### SOURCE DATA
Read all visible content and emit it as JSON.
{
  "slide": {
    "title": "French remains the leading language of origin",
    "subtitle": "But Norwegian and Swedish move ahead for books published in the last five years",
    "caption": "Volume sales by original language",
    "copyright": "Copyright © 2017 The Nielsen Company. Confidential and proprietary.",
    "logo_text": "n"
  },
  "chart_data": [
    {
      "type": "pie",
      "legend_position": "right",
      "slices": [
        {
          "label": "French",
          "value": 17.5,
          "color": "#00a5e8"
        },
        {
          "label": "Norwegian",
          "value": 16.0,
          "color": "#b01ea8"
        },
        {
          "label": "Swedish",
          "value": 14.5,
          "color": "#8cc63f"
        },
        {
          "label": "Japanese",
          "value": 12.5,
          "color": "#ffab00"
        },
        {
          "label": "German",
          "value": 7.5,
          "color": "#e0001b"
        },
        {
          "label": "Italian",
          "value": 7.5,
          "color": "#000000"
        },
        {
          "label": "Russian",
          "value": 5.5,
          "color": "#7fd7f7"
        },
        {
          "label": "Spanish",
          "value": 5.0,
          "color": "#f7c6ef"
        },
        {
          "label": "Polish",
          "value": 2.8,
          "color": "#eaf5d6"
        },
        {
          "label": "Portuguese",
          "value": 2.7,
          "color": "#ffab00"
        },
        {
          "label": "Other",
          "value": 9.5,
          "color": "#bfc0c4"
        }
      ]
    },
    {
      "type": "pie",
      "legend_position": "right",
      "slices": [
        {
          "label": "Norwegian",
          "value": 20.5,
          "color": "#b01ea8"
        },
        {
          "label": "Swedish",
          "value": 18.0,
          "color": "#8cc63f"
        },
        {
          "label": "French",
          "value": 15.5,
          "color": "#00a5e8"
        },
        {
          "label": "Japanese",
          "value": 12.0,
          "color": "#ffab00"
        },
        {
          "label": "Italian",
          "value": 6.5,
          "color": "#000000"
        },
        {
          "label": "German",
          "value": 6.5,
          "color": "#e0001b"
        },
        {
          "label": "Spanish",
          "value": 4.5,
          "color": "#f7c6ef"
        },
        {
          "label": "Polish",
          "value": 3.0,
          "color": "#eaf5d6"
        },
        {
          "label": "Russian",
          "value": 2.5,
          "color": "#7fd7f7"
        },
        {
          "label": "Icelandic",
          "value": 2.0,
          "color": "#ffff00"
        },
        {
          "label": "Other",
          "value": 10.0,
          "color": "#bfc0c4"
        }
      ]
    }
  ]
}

### EXERCISE INSTRUCTIONS
Using the material above, work out how many lines contain the string "language". Give that number alone.

### ANSWER TO THE PROBLEM
2